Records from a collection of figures
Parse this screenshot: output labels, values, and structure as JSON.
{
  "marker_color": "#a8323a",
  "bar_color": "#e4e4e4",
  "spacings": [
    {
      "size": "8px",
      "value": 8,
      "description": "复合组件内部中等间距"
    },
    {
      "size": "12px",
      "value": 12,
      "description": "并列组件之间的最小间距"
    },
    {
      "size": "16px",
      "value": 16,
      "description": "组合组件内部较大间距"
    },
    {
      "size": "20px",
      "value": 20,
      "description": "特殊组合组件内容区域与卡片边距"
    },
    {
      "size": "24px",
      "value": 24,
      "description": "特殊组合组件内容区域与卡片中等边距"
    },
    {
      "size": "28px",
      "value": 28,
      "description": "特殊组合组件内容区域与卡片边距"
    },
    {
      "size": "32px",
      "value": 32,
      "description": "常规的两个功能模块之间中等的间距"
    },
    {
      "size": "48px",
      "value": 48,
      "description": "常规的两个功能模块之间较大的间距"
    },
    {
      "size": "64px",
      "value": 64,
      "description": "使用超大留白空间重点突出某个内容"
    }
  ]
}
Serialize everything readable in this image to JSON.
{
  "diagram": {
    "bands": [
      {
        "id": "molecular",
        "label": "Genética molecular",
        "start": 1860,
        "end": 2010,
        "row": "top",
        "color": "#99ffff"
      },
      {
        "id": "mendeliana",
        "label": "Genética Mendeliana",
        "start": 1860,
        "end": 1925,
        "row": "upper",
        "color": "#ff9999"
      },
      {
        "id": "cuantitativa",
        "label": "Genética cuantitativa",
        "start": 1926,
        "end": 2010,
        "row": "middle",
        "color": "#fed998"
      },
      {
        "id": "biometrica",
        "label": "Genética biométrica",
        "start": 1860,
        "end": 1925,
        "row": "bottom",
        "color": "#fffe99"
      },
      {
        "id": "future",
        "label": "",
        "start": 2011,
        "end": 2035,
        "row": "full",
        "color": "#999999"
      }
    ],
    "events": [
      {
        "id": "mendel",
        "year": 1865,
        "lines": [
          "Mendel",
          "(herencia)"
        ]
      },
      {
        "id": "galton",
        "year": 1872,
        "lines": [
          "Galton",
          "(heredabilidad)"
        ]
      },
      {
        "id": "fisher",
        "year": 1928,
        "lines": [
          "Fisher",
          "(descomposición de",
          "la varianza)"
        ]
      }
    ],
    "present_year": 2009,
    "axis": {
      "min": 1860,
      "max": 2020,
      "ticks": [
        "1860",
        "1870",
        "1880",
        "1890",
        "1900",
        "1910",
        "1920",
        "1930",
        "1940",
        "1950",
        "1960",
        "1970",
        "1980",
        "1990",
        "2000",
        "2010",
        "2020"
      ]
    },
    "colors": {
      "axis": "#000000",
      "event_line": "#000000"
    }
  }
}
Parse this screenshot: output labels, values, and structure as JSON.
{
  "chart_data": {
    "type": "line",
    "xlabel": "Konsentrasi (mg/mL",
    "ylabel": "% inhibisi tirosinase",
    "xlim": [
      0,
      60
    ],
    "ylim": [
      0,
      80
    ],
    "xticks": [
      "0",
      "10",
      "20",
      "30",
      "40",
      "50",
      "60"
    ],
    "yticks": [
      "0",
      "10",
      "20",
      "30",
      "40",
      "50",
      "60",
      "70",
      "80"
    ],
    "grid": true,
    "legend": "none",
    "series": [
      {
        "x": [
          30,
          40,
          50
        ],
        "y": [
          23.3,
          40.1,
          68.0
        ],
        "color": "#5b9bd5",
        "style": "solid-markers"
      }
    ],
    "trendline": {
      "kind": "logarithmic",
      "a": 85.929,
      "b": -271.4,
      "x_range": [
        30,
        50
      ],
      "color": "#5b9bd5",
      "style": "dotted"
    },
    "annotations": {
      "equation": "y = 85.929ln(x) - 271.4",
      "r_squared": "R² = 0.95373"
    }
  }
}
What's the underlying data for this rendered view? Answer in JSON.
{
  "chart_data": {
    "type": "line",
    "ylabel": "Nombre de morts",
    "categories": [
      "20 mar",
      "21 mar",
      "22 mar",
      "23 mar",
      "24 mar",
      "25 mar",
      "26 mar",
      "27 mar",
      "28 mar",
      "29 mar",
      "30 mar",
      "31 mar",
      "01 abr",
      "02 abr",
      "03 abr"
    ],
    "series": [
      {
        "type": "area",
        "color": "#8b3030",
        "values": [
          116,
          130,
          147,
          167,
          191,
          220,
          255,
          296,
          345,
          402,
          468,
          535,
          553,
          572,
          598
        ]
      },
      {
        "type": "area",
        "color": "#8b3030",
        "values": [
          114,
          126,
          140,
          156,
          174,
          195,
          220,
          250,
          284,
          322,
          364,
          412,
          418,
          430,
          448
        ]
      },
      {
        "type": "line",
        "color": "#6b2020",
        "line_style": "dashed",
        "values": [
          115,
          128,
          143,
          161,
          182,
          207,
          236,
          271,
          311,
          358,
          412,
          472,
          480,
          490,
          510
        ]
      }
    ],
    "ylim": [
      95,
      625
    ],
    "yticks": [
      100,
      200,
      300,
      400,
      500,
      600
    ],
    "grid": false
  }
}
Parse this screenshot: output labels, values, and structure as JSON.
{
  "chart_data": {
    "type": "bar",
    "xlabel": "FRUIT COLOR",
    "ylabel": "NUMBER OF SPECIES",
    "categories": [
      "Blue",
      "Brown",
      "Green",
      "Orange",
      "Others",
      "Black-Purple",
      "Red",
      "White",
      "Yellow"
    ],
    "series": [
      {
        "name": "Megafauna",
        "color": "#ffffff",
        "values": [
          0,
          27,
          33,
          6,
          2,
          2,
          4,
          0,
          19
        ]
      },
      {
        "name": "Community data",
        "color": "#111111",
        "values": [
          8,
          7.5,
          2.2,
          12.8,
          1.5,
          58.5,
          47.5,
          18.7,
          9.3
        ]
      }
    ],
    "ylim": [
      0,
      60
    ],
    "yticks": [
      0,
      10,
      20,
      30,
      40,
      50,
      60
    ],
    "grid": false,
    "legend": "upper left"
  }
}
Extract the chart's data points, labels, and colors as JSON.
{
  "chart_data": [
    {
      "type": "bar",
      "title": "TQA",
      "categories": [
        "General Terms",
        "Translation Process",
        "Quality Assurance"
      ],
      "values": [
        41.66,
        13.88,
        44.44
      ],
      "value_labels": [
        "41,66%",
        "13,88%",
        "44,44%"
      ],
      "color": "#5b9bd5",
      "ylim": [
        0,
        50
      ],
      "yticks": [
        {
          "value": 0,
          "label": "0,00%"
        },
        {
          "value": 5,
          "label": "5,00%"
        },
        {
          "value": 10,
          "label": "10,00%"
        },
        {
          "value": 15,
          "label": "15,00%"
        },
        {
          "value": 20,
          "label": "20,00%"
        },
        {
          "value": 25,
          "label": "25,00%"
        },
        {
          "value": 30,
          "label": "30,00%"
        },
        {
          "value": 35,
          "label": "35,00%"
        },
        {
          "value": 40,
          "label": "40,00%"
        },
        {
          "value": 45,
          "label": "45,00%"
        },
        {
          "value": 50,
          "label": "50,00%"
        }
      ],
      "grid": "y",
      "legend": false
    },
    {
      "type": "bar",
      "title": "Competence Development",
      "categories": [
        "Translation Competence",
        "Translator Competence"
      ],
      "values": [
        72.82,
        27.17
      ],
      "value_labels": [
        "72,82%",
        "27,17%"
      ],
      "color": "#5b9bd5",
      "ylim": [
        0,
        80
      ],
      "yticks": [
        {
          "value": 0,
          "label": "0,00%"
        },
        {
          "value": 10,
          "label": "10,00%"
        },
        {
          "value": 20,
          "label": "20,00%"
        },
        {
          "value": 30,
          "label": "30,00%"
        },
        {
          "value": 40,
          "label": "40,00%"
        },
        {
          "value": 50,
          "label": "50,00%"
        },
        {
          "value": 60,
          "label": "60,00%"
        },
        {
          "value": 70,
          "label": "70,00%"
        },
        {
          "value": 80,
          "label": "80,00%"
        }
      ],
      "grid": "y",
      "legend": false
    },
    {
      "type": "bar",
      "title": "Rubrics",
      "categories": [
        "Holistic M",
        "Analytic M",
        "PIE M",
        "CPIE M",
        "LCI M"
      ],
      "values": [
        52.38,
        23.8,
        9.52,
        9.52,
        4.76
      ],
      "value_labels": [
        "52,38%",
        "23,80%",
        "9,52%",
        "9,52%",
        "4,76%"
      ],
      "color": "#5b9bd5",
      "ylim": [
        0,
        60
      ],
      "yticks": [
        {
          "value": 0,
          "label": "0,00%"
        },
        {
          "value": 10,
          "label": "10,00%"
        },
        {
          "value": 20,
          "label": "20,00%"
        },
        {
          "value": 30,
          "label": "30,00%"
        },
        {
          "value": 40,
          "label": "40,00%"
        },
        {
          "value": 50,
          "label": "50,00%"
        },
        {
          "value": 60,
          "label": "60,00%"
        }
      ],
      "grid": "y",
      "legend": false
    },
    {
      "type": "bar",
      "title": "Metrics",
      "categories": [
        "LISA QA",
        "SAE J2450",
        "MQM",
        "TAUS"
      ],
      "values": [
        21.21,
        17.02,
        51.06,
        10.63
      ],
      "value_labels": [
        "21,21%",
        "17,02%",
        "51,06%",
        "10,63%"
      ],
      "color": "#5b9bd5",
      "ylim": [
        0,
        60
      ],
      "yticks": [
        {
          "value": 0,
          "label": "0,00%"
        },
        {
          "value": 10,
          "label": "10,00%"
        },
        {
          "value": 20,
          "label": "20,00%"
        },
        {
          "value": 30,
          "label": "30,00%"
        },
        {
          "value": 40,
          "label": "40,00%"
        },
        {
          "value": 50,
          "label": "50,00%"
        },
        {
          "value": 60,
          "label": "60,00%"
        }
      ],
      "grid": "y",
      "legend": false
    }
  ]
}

◆ **To do**
Compute the number of lines above that contain the string "molecular". Reply with that value only.

◆ **Exercise solution**
2